Exercise objective: Copy each line with the word "ylabel" in it.

Records for the exercise:
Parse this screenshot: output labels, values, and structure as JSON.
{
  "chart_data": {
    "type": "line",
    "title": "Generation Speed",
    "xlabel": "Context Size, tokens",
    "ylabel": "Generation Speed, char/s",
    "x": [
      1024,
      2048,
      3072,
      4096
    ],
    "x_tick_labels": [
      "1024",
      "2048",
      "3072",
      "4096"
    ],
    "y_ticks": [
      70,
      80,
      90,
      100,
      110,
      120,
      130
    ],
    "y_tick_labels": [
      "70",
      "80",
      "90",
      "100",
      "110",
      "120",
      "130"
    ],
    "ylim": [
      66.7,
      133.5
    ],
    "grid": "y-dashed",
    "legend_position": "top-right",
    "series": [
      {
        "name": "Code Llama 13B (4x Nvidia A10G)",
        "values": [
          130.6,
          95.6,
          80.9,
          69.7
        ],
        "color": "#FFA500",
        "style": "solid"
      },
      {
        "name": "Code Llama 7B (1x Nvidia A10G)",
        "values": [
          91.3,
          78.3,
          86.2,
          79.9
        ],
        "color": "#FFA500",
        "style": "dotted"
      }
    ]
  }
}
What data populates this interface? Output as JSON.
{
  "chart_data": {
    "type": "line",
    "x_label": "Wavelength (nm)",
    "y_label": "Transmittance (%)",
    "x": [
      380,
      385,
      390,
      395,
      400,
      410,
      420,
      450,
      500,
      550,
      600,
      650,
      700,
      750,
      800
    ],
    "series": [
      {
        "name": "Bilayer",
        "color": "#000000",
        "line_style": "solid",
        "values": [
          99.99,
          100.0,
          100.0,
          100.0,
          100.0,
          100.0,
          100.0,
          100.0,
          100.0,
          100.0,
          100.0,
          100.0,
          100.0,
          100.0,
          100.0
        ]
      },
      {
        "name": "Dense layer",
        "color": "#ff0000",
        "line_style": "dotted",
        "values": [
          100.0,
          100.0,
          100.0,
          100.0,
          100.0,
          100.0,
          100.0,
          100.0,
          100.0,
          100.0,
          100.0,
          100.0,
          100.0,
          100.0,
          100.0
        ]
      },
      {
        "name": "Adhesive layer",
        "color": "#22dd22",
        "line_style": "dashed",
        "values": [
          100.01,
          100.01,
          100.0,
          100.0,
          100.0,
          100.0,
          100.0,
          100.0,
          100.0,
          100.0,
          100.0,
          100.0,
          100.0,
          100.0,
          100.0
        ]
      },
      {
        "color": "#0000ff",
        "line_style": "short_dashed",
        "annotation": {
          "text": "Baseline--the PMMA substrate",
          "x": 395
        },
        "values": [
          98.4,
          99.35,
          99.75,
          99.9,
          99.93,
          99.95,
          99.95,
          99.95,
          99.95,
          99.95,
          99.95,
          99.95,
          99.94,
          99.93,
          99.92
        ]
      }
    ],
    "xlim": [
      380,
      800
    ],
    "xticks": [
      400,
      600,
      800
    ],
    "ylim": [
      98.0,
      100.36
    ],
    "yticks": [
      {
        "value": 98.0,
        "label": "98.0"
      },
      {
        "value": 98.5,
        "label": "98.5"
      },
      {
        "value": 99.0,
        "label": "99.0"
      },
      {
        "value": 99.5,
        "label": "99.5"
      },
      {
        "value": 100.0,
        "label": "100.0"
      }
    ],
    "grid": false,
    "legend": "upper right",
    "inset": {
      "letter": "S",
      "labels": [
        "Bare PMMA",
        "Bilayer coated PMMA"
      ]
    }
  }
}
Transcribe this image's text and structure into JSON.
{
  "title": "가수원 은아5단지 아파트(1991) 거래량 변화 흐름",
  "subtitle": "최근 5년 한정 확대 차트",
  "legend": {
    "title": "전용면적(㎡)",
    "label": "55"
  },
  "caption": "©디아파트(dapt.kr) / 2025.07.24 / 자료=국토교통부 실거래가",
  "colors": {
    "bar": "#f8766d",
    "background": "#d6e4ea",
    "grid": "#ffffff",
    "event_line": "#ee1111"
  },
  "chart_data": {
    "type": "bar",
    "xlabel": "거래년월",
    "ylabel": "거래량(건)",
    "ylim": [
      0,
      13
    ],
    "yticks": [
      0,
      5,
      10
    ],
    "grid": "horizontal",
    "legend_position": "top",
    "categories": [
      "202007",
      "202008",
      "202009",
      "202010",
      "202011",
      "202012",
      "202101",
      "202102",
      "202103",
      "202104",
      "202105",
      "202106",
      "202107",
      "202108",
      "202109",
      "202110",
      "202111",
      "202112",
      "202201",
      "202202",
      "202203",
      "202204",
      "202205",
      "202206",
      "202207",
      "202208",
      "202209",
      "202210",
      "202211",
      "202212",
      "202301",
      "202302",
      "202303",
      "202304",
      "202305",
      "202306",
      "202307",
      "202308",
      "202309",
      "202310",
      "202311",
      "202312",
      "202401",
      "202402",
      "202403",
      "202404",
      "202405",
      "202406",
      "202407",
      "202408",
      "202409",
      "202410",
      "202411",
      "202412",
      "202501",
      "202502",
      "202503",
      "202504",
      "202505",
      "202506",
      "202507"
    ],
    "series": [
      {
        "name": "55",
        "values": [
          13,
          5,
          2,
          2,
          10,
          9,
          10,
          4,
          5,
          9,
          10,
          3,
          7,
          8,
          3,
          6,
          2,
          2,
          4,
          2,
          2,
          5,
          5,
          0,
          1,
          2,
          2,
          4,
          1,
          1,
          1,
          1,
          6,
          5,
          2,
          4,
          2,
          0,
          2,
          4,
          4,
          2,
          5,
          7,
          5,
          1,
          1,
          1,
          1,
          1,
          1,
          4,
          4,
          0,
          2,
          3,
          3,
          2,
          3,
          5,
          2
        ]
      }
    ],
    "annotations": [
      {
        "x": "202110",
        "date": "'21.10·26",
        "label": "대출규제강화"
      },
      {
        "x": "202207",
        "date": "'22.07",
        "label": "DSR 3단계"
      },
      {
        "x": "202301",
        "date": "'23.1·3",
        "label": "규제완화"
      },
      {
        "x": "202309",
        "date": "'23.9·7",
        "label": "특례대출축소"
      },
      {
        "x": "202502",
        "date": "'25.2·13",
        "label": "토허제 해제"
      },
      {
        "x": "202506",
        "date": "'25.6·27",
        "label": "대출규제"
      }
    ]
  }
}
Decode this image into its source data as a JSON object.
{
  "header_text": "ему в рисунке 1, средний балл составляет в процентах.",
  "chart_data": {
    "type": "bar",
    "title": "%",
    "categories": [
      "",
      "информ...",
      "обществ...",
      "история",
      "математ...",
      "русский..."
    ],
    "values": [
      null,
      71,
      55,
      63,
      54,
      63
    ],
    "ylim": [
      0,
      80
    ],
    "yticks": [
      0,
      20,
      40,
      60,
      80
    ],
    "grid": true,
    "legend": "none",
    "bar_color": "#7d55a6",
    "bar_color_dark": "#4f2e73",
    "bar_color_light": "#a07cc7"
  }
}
...
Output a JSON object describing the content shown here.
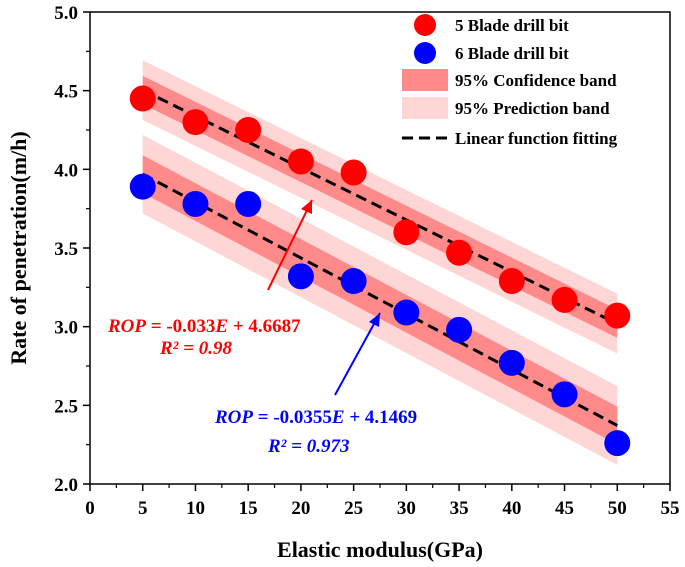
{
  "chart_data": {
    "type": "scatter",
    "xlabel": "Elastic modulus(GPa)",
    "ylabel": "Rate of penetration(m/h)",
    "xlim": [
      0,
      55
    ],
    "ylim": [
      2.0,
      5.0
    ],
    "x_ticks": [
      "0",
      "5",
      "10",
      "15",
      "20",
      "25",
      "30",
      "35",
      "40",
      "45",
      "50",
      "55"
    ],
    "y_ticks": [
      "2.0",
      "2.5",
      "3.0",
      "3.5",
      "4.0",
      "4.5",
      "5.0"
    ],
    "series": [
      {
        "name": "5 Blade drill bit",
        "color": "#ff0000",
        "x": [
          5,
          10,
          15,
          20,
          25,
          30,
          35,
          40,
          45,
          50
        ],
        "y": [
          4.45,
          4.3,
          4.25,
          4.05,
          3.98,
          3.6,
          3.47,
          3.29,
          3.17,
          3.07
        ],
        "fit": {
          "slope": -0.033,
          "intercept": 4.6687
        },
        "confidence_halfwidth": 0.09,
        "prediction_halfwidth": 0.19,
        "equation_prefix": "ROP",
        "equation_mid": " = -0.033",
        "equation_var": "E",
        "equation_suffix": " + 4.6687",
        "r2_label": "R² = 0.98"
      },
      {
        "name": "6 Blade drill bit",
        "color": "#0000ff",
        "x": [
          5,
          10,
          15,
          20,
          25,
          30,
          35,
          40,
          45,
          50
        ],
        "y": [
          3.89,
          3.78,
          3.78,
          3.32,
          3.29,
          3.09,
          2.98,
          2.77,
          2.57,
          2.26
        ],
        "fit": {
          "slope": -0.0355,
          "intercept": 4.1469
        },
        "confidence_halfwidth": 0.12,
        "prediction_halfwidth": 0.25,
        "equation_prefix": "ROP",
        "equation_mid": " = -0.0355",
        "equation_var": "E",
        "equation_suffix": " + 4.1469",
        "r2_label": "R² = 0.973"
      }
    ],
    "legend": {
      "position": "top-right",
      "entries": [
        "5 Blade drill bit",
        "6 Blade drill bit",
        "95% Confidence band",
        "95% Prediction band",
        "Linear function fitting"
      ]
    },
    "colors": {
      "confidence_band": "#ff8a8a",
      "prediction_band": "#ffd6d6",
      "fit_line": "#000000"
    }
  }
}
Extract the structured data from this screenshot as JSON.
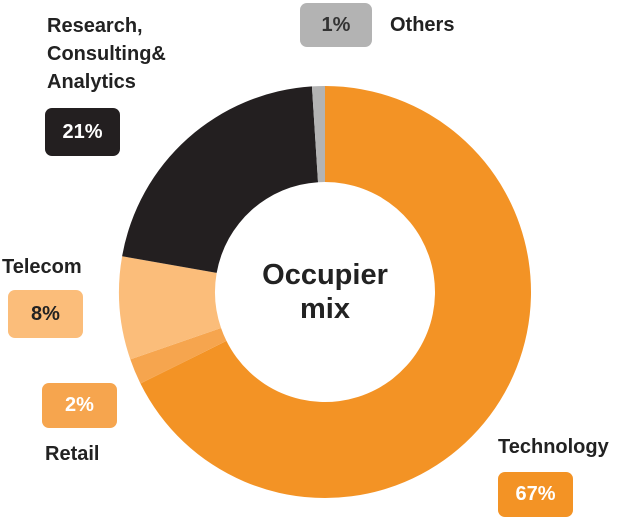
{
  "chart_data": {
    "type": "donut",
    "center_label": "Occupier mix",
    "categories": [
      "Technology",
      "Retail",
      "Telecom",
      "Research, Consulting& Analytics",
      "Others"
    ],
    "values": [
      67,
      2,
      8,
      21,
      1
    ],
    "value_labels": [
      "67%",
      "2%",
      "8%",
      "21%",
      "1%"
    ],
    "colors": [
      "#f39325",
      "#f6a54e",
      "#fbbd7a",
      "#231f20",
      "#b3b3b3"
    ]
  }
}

Reply to the exercise:
    "ylabel": "Generation Speed, char/s",
    "ylabel": "거래량(건)",
    "ylabel": "Rate of penetration(m/h)",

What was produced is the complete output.